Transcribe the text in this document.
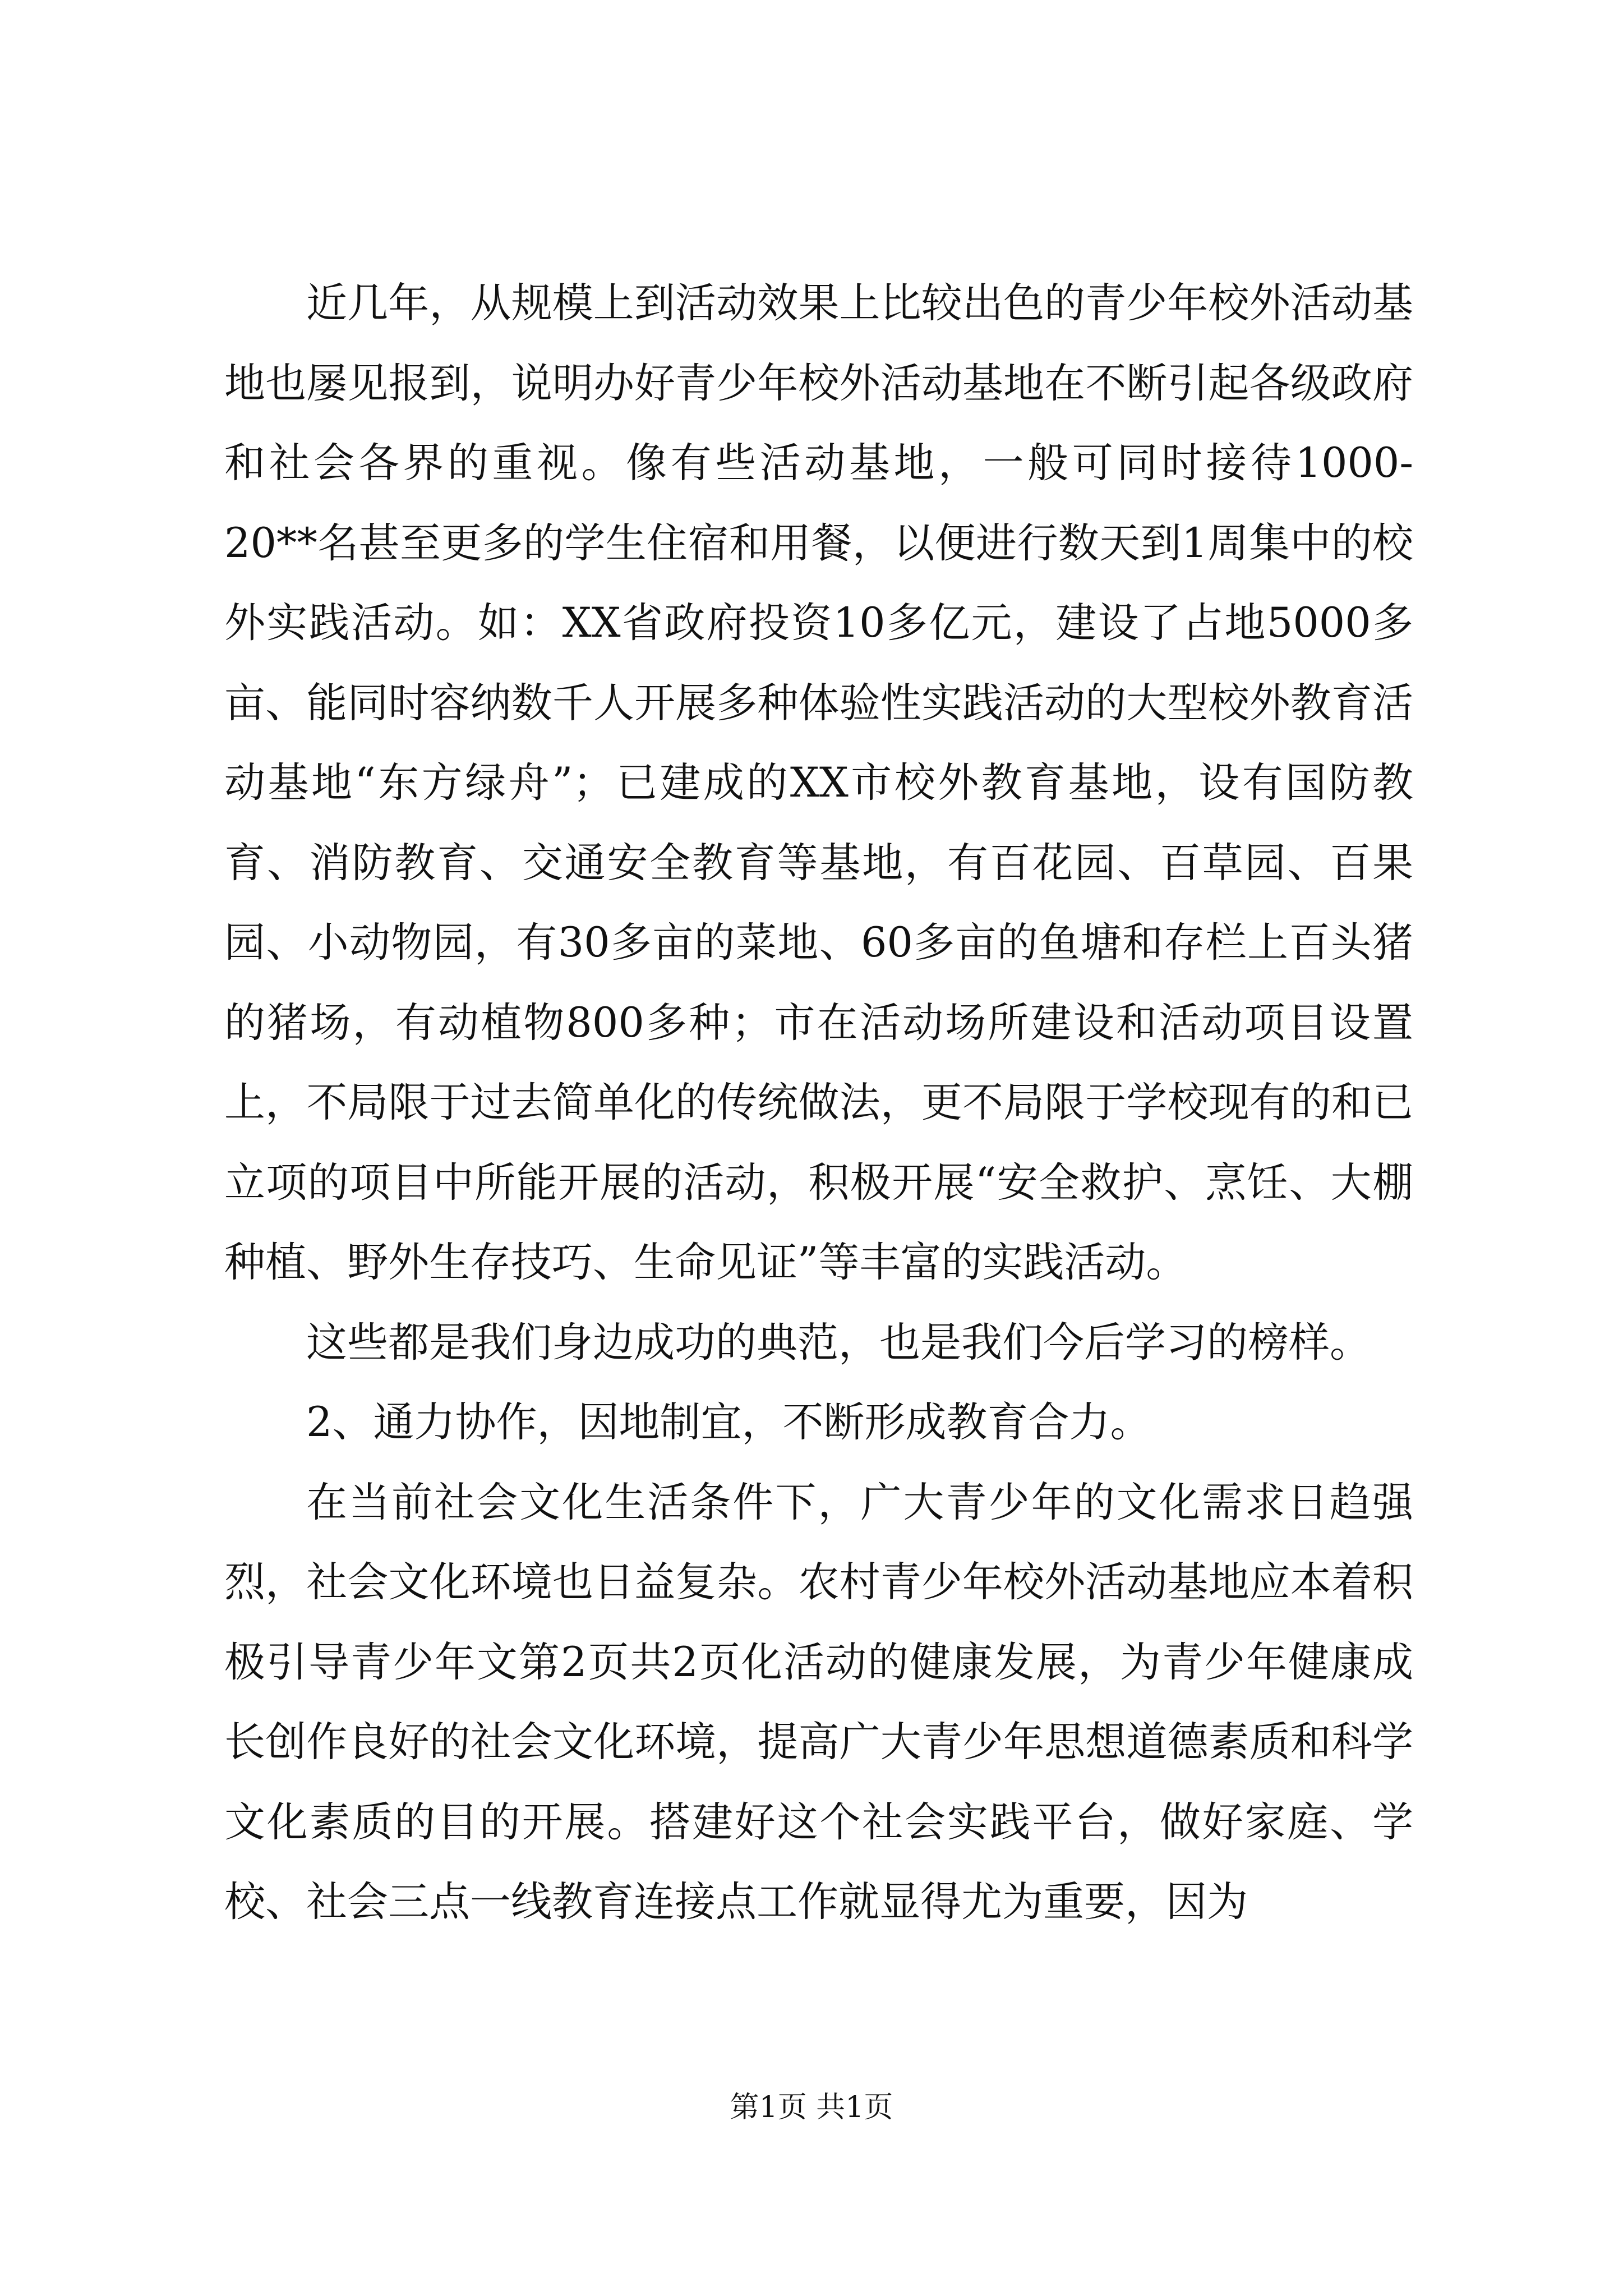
近几年，从规模上到活动效果上比较出色的青少年校外活动基地也屡见报到，说明办好青少年校外活动基地在不断引起各级政府和社会各界的重视。像有些活动基地，一般可同时接待1000-20**名甚至更多的学生住宿和用餐，以便进行数天到1周集中的校外实践活动。如：XX省政府投资10多亿元，建设了占地5000多亩、能同时容纳数千人开展多种体验性实践活动的大型校外教育活动基地“东方绿舟”；已建成的XX市校外教育基地，设有国防教育、消防教育、交通安全教育等基地，有百花园、百草园、百果园、小动物园，有30多亩的菜地、60多亩的鱼塘和存栏上百头猪的猪场，有动植物800多种；市在活动场所建设和活动项目设置上，不局限于过去简单化的传统做法，更不局限于学校现有的和已立项的项目中所能开展的活动，积极开展“安全救护、烹饪、大棚种植、野外生存技巧、生命见证”等丰富的实践活动。

这些都是我们身边成功的典范，也是我们今后学习的榜样。

2、通力协作，因地制宜，不断形成教育合力。

在当前社会文化生活条件下，广大青少年的文化需求日趋强烈，社会文化环境也日益复杂。农村青少年校外活动基地应本着积极引导青少年文第2页共2页化活动的健康发展，为青少年健康成长创作良好的社会文化环境，提高广大青少年思想道德素质和科学文化素质的目的开展。搭建好这个社会实践平台，做好家庭、学校、社会三点一线教育连接点工作就显得尤为重要，因为

第1页 共1页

———

Every entry must be transcribed exactly. Pictures do not belong in the copy.

Transcribe the text in this document.
近几年，从规模上到活动效果上比较出色的青少年校外活动基地也屡见报到，说明办好青少年校外活动基地在不断引起各级政府和社会各界的重视。像有些活动基地，一般可同时接待1000-20**名甚至更多的学生住宿和用餐，以便进行数天到1周集中的校外实践活动。如：XX省政府投资10多亿元，建设了占地5000多亩、能同时容纳数千人开展多种体验性实践活动的大型校外教育活动基地“东方绿舟”；已建成的XX市校外教育基地，设有国防教育、消防教育、交通安全教育等基地，有百花园、百草园、百果园、小动物园，有30多亩的菜地、60多亩的鱼塘和存栏上百头猪的猪场，有动植物800多种；市在活动场所建设和活动项目设置上，不局限于过去简单化的传统做法，更不局限于学校现有的和已立项的项目中所能开展的活动，积极开展“安全救护、烹饪、大棚种植、野外生存技巧、生命见证”等丰富的实践活动。

这些都是我们身边成功的典范，也是我们今后学习的榜样。

2、通力协作，因地制宜，不断形成教育合力。

在当前社会文化生活条件下，广大青少年的文化需求日趋强烈，社会文化环境也日益复杂。农村青少年校外活动基地应本着积极引导青少年文第2页共2页化活动的健康发展，为青少年健康成长创作良好的社会文化环境，提高广大青少年思想道德素质和科学文化素质的目的开展。搭建好这个社会实践平台，做好家庭、学校、社会三点一线教育连接点工作就显得尤为重要，因为

第1页 共1页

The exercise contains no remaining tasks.